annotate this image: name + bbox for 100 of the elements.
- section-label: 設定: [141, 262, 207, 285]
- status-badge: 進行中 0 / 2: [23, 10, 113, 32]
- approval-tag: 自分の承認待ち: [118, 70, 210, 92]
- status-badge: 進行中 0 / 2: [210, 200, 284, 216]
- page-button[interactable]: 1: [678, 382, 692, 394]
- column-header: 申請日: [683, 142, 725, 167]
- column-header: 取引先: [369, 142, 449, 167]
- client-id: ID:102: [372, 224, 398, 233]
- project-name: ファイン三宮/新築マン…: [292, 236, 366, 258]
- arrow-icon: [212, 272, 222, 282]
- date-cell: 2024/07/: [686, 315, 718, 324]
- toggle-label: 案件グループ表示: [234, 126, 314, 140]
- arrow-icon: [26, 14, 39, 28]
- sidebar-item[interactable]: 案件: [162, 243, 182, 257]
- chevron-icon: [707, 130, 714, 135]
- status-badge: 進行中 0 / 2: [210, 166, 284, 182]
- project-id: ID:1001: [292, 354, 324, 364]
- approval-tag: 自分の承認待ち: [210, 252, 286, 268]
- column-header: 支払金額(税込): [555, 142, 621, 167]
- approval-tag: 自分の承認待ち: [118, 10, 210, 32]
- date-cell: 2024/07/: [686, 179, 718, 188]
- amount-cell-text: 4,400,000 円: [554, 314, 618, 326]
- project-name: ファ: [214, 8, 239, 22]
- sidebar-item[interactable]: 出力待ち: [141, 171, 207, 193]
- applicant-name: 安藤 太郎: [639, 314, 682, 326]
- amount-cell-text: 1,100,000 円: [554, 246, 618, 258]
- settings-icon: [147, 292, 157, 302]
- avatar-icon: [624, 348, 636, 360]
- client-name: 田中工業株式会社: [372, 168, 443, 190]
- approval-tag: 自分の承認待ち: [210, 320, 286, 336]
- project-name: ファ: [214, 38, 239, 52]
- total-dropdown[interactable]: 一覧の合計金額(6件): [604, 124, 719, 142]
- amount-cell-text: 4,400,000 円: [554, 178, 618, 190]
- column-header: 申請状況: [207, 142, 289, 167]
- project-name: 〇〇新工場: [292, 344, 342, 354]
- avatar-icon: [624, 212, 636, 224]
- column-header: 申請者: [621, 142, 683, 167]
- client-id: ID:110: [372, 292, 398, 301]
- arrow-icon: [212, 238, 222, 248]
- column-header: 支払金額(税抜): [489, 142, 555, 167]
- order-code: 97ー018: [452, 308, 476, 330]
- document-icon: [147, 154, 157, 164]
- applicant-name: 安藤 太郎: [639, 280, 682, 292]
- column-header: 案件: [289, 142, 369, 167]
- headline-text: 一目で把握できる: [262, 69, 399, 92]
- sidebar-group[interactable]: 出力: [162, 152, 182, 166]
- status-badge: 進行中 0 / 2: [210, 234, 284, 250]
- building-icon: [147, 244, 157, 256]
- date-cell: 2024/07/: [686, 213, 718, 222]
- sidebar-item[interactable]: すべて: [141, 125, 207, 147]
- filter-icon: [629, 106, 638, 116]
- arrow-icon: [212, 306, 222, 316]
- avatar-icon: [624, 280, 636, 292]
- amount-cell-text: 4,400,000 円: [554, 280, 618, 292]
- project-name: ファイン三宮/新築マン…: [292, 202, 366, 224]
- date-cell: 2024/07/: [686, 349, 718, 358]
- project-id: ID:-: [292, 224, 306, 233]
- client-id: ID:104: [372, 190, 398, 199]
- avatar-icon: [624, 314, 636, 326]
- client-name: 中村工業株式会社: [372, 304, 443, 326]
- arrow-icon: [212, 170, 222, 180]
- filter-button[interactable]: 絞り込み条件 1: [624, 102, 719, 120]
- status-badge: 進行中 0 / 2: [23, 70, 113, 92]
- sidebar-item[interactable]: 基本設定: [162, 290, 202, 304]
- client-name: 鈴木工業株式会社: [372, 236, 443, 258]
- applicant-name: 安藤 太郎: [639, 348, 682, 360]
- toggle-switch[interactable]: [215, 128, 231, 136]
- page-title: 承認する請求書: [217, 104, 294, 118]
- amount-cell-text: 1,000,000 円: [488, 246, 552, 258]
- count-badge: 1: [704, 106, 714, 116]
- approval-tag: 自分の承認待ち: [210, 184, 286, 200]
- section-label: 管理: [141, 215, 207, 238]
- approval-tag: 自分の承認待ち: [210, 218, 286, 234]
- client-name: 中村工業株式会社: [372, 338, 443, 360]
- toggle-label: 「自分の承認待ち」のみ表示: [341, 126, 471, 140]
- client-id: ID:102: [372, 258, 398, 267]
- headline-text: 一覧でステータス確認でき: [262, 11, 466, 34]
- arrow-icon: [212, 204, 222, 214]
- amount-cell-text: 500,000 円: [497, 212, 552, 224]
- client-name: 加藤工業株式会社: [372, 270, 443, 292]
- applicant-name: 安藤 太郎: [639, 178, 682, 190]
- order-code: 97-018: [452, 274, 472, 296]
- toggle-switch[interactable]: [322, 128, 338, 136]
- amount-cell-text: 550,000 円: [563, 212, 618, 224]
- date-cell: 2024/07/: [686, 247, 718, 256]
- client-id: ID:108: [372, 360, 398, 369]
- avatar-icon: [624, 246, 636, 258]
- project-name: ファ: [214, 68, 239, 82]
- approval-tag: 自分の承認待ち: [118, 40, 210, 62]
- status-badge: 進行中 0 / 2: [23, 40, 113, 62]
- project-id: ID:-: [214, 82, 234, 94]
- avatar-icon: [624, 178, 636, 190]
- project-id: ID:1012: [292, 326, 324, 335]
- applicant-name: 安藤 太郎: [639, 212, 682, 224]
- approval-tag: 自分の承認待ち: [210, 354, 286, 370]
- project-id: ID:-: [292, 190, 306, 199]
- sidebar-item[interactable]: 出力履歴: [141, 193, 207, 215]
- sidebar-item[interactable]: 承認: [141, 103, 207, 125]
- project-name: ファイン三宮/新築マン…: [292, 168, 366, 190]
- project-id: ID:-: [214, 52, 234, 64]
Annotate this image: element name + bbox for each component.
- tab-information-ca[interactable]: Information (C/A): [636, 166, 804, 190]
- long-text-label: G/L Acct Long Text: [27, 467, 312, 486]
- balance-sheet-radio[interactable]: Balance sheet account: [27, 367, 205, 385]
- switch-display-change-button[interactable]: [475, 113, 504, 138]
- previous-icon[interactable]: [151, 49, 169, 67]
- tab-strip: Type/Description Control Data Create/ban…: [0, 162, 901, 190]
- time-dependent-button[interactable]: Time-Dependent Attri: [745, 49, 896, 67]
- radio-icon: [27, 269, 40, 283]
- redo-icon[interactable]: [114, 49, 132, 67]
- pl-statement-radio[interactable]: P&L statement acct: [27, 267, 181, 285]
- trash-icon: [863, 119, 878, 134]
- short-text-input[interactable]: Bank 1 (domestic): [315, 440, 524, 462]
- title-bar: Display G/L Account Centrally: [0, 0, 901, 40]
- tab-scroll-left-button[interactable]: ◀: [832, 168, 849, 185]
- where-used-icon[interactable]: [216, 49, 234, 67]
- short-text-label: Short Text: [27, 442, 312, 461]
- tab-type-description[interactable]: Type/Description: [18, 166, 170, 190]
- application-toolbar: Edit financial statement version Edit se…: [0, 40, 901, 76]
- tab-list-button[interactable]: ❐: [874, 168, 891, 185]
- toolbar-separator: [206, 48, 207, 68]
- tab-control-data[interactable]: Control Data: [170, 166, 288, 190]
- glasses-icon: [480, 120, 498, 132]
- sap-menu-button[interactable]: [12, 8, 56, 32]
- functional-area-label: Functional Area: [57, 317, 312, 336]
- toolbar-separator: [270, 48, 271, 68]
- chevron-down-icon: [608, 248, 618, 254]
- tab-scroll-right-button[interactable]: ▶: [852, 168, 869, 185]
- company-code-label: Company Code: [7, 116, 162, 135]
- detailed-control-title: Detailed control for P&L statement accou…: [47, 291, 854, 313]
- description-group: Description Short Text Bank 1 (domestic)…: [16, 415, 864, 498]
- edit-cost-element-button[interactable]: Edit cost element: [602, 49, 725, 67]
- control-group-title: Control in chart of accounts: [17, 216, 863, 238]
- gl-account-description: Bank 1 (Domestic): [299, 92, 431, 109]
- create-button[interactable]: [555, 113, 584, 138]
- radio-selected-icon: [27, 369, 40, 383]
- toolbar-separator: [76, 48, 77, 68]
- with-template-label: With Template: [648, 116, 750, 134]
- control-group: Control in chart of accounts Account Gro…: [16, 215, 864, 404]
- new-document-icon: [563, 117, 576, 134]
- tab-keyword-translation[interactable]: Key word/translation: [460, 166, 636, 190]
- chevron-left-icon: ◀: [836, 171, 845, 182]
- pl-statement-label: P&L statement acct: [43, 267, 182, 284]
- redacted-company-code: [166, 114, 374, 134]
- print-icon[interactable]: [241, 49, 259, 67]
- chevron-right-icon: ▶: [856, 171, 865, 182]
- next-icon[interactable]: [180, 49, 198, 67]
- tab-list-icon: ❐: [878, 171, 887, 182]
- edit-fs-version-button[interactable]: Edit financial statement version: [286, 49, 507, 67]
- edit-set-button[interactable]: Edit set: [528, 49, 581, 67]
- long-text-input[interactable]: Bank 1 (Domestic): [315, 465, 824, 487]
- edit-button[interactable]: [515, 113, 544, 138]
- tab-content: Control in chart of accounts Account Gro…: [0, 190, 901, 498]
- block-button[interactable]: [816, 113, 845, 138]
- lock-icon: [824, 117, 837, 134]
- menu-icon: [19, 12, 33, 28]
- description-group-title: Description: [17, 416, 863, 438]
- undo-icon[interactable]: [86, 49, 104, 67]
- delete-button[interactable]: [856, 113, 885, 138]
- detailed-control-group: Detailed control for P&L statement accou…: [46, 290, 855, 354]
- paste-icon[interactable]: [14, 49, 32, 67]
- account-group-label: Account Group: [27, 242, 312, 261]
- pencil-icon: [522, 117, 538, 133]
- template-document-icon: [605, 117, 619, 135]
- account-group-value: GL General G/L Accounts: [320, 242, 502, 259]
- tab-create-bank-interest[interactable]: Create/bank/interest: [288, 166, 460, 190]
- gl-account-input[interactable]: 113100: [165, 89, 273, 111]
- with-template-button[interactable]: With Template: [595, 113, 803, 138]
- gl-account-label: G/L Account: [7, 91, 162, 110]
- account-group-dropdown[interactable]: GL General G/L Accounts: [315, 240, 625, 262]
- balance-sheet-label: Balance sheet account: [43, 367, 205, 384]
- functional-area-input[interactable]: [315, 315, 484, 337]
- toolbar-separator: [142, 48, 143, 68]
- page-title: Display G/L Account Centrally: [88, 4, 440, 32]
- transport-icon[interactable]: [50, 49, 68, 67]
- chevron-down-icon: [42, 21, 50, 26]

=======

Copy the data verbatim, starting at its first line and ending at the line containing "- arrow-icon: [26, 14, 39, 28]", with both included.

annotate this image: name + bbox for 100 of the elements.
- section-label: 設定: [141, 262, 207, 285]
- status-badge: 進行中 0 / 2: [23, 10, 113, 32]
- approval-tag: 自分の承認待ち: [118, 70, 210, 92]
- status-badge: 進行中 0 / 2: [210, 200, 284, 216]
- page-button[interactable]: 1: [678, 382, 692, 394]
- column-header: 申請日: [683, 142, 725, 167]
- column-header: 取引先: [369, 142, 449, 167]
- client-id: ID:102: [372, 224, 398, 233]
- project-name: ファイン三宮/新築マン…: [292, 236, 366, 258]
- arrow-icon: [212, 272, 222, 282]
- date-cell: 2024/07/: [686, 315, 718, 324]
- toggle-label: 案件グループ表示: [234, 126, 314, 140]
- arrow-icon: [26, 14, 39, 28]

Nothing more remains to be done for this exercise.